■ **Stated problem**: Reproduce all lines of the listing below in which the word "Output" occurs.

[start of Data for processing]

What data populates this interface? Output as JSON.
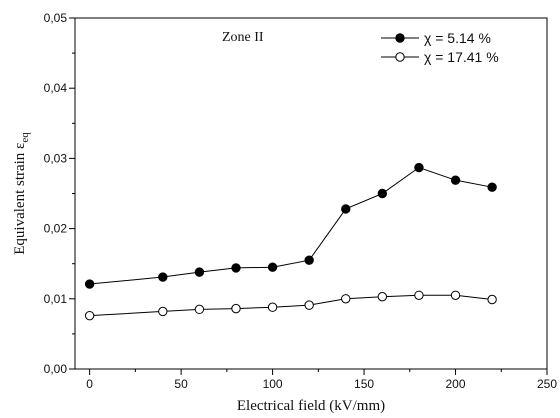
{
  "chart_data": {
    "type": "line",
    "annotation": "Zone II",
    "xlabel": "Electrical field (kV/mm)",
    "ylabel_main": "Equivalent strain ε",
    "ylabel_sub": "eq",
    "xlim": [
      -8,
      250
    ],
    "ylim": [
      0,
      0.05
    ],
    "x_ticks": [
      0,
      50,
      100,
      150,
      200,
      250
    ],
    "x_tick_labels": [
      "0",
      "50",
      "100",
      "150",
      "200",
      "250"
    ],
    "y_ticks": [
      0,
      0.01,
      0.02,
      0.03,
      0.04,
      0.05
    ],
    "y_tick_labels": [
      "0,00",
      "0,01",
      "0,02",
      "0,03",
      "0,04",
      "0,05"
    ],
    "grid": false,
    "legend_position": "top-right",
    "series": [
      {
        "name": "χ = 5.14 %",
        "marker": "filled-circle",
        "x": [
          0,
          40,
          60,
          80,
          100,
          120,
          140,
          160,
          180,
          200,
          220
        ],
        "y": [
          0.0121,
          0.0131,
          0.0138,
          0.0144,
          0.0145,
          0.0155,
          0.0228,
          0.025,
          0.0287,
          0.0269,
          0.0259
        ]
      },
      {
        "name": "χ = 17.41 %",
        "marker": "open-circle",
        "x": [
          0,
          40,
          60,
          80,
          100,
          120,
          140,
          160,
          180,
          200,
          220
        ],
        "y": [
          0.0076,
          0.0082,
          0.0085,
          0.0086,
          0.0088,
          0.0091,
          0.01,
          0.0103,
          0.0105,
          0.0105,
          0.0099
        ]
      }
    ]
  }
}
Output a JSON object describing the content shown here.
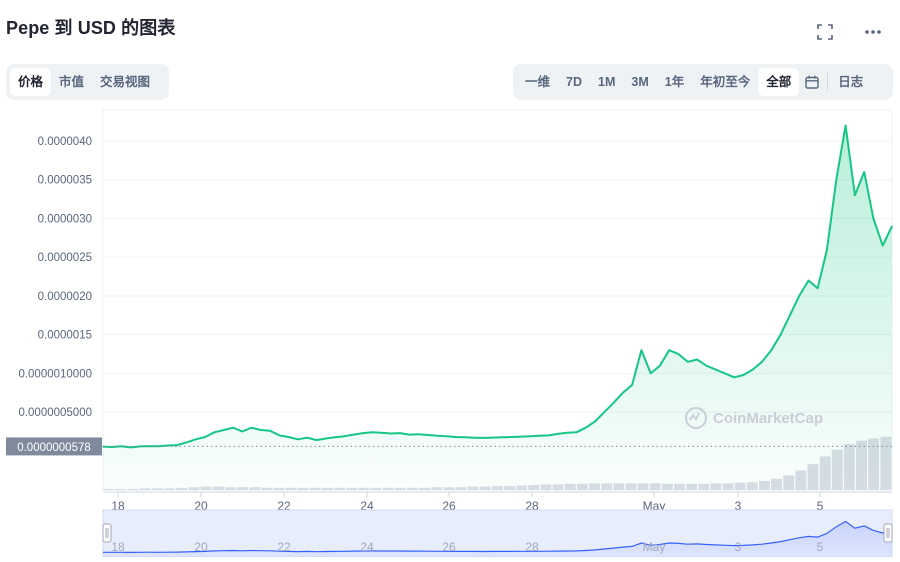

[end of Data for processing]

■ **The reply**:
What data populates this interface? Output as JSON.
Output a JSON object describing the content shown here.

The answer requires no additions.